Challenge:
From the text on Monopoly Cheater's Edition below, reproduce word for word the passage that begins with the words containing "Monopoly, Cheater-pants edition" and ends with "of all time.".

Text excerpt:
Monopoly, Cheater-pants edition

I guess it was just a matter of time, given the current tempora, mores, and occupants of high places.

Monopoly Cheater’s Edition will be released this fall with new rules and gameplay elements in which fans are encouraged to actively cheat as part of play, much to the delight of terrible people everywhereCheater Monopoly. This new special edition goes beyond simple themes like its Star Wars-branded sets to introduce an entire new style of play to one of the most popular board games of all time.

“As anyone who’s participated in game night knows, the friendly competition can often get heated,” Hasbro senior vice president Jonathan Berkowitz told Bloomberg. “This means players are looking to bend the rules in their pursuit of game-night glory.”

In addition to the usual Community Chest and Chance cards, 15 different “Cheat Cards” will ask players to surreptitiously carry out sabotage and subterfuge missions throughout the game. If crafty enough to pull them off, successful players will get an infusion of cash or free properties. If caught, players will be forced to fork over money or even end up handcuffed in jail—literally attached to the board by a plastic handcuff. (Source: Bloomberg)

How long do you think those plastic handcuffs are going to last?

But that is, I guess, beside the point. The point is to encourage cheating as a way to make the game more interesting.

Extracted data:
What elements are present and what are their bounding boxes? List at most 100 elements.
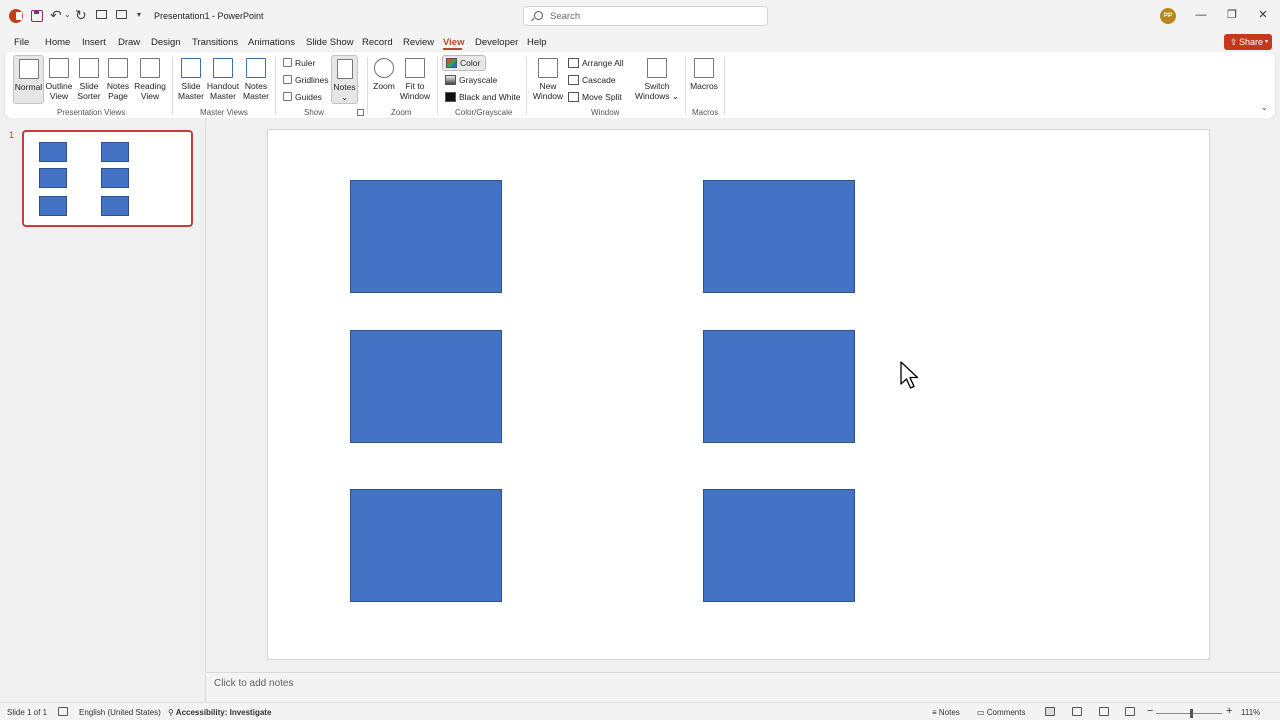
rectangle-shape[interactable] [350,180,502,293]
gridlines-label: Gridlines [295,75,329,85]
handout-master-button[interactable]: Handout Master [206,58,240,101]
arrange-all-button[interactable]: Arrange All [568,58,624,68]
normal-view-button[interactable]: Normal [13,55,44,104]
open-folder-icon[interactable] [116,10,127,19]
gridlines-checkbox[interactable]: Gridlines [283,75,329,85]
ruler-checkbox[interactable]: Ruler [283,58,315,68]
share-button[interactable]: ⇪ Share ▾ [1224,34,1272,50]
language-status[interactable]: English (United States) [79,708,161,717]
color-label: Color [460,58,481,68]
move-split-button[interactable]: Move Split [568,92,622,102]
rectangle-shape[interactable] [350,489,502,602]
zoom-slider[interactable] [1156,713,1222,714]
zoom-level[interactable]: 111% [1241,708,1260,717]
zoom-in-button[interactable]: + [1226,705,1232,717]
handout-master-label-2: Master [210,91,236,101]
rectangle-shape[interactable] [703,489,855,602]
arrange-all-label: Arrange All [582,58,624,68]
slide-sorter-button[interactable]: Slide Sorter [75,58,103,101]
comments-status-button[interactable]: ▭ Comments [977,708,1025,717]
close-button[interactable]: ✕ [1256,8,1270,22]
tab-design[interactable]: Design [151,37,181,48]
rectangle-shape[interactable] [703,180,855,293]
share-dropdown-icon[interactable]: ▾ [1265,38,1268,45]
slide-sorter-status-icon[interactable] [1072,707,1082,716]
tab-developer[interactable]: Developer [475,37,518,48]
guides-checkbox[interactable]: Guides [283,92,322,102]
slideshow-status-icon[interactable] [1125,707,1135,716]
fit-to-window-button[interactable]: Fit to Window [398,58,432,101]
fit-label-1: Fit to [405,81,425,91]
new-window-button[interactable]: New Window [532,58,564,101]
tab-view[interactable]: View [443,37,464,48]
black-and-white-label: Black and White [459,92,521,102]
search-input[interactable] [550,10,750,23]
color-swatch-icon [446,58,457,68]
share-icon: ⇪ [1230,37,1238,47]
tab-slide-show[interactable]: Slide Show [306,37,354,48]
tab-help[interactable]: Help [527,37,547,48]
ribbon-tabs: File Home Insert Draw Design Transitions… [0,32,1280,52]
macros-button[interactable]: Macros [689,58,719,91]
save-icon[interactable] [31,10,43,22]
tab-record[interactable]: Record [362,37,393,48]
show-dialog-launcher-icon[interactable] [357,109,364,116]
grayscale-button[interactable]: Grayscale [445,75,497,85]
color-button[interactable]: Color [442,55,487,71]
start-slideshow-icon[interactable] [96,10,107,19]
black-and-white-button[interactable]: Black and White [445,92,520,102]
accessibility-status[interactable]: ⚲ Accessibility: Investigate [168,708,271,717]
powerpoint-logo-icon [9,9,23,23]
tab-transitions[interactable]: Transitions [192,37,238,48]
spelling-check-icon[interactable] [58,707,68,716]
collapse-ribbon-icon[interactable]: ⌄ [1261,103,1268,112]
new-window-label-2: Window [532,91,564,101]
notes-pane[interactable]: Click to add notes [207,672,1280,702]
customize-qat-icon[interactable]: ▾ [137,10,141,19]
notes-placeholder[interactable]: Click to add notes [214,678,294,689]
notes-toggle-button[interactable]: Notes ⌄ [331,55,358,104]
slide-count: Slide 1 of 1 [7,708,48,717]
slide-canvas[interactable] [267,129,1210,660]
slide-master-button[interactable]: Slide Master [177,58,205,101]
minimize-button[interactable]: — [1194,8,1208,22]
slide-number: 1 [9,130,15,140]
notes-master-button[interactable]: Notes Master [241,58,271,101]
redo-icon[interactable]: ↻ [75,7,87,24]
tab-insert[interactable]: Insert [82,37,106,48]
normal-view-status-icon[interactable] [1045,707,1055,716]
zoom-slider-handle[interactable] [1190,709,1193,718]
tab-animations[interactable]: Animations [248,37,295,48]
rectangle-shape[interactable] [703,330,855,443]
fit-to-window-icon [405,58,425,78]
notes-page-button[interactable]: Notes Page [104,58,132,101]
undo-icon[interactable]: ↶ [50,7,62,24]
notes-dropdown-icon: ⌄ [340,92,349,102]
cascade-button[interactable]: Cascade [568,75,616,85]
tab-home[interactable]: Home [45,37,70,48]
comments-icon: ▭ [977,708,987,717]
undo-dropdown-icon[interactable]: ⌄ [64,10,71,19]
notes-status-button[interactable]: ≡ Notes [932,708,960,717]
user-avatar[interactable]: PP [1160,8,1176,24]
reading-view-status-icon[interactable] [1099,707,1109,716]
reading-view-button[interactable]: Reading View [133,58,167,101]
zoom-button[interactable]: Zoom [371,58,397,91]
tab-review[interactable]: Review [403,37,434,48]
tab-file[interactable]: File [14,37,29,48]
search-box[interactable] [523,6,768,26]
switch-windows-button[interactable]: Switch Windows ⌄ [634,58,680,101]
reading-view-label-2: View [140,91,160,101]
macros-label: Macros [690,81,718,91]
document-title: Presentation1 - PowerPoint [154,11,264,21]
restore-button[interactable]: ❐ [1225,8,1239,22]
new-window-label-1: New [539,81,557,91]
zoom-out-button[interactable]: − [1147,705,1153,717]
outline-view-button[interactable]: Outline View [44,58,74,101]
slide-thumbnail[interactable] [22,130,193,227]
notes-master-label-2: Master [243,91,269,101]
tab-draw[interactable]: Draw [118,37,140,48]
slide-sorter-label-2: Sorter [77,91,101,101]
rectangle-shape[interactable] [350,330,502,443]
slide-master-label-2: Master [178,91,204,101]
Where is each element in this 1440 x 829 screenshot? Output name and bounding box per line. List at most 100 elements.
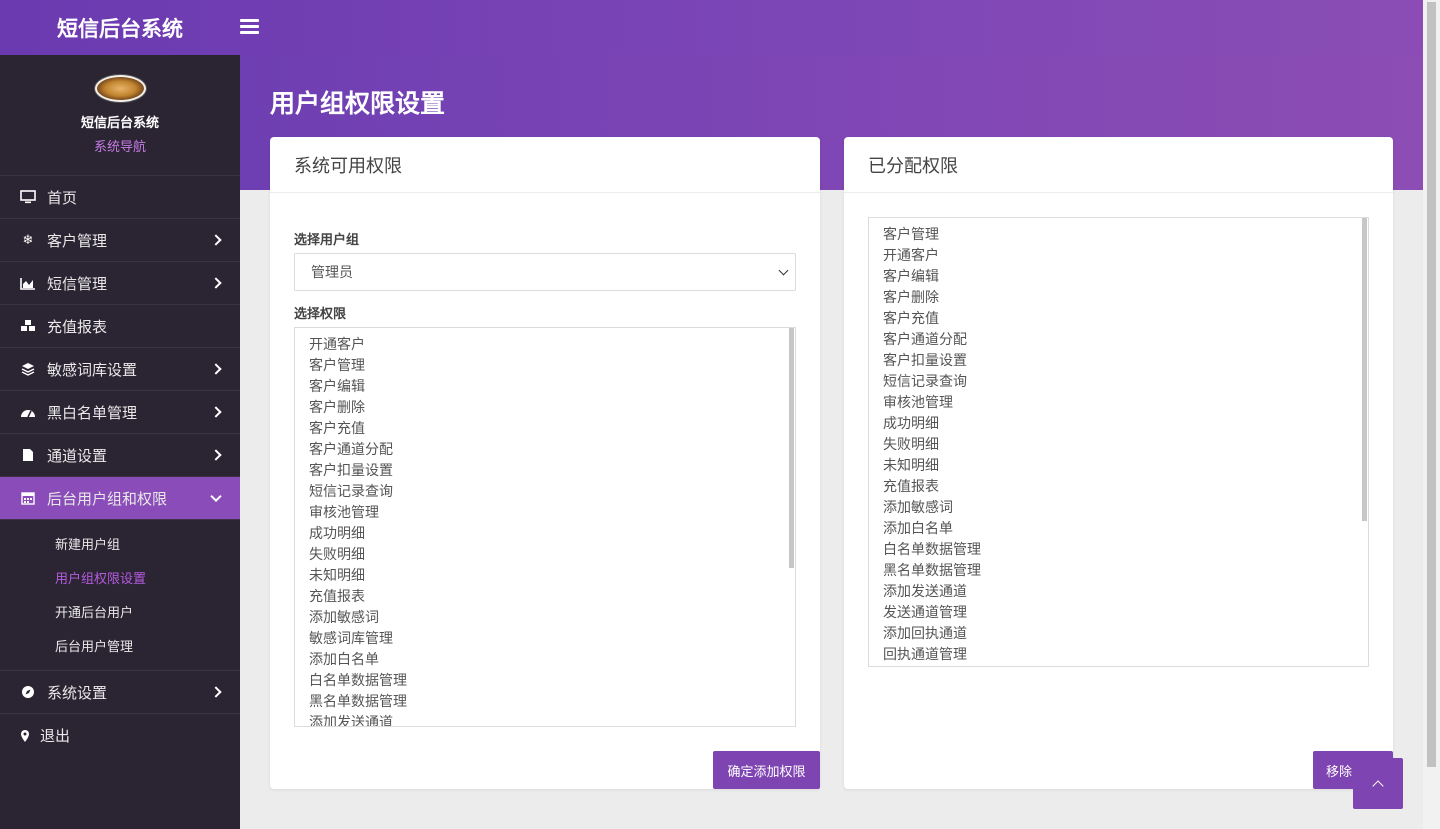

Expected output:
Monopoly, Cheater-pants edition

I guess it was just a matter of time, given the current tempora, mores, and occupants of high places.

Monopoly Cheater’s Edition will be released this fall with new rules and gameplay elements in which fans are encouraged to actively cheat as part of play, much to the delight of terrible people everywhereCheater Monopoly. This new special edition goes beyond simple themes like its Star Wars-branded sets to introduce an entire new style of play to one of the most popular board games of all time.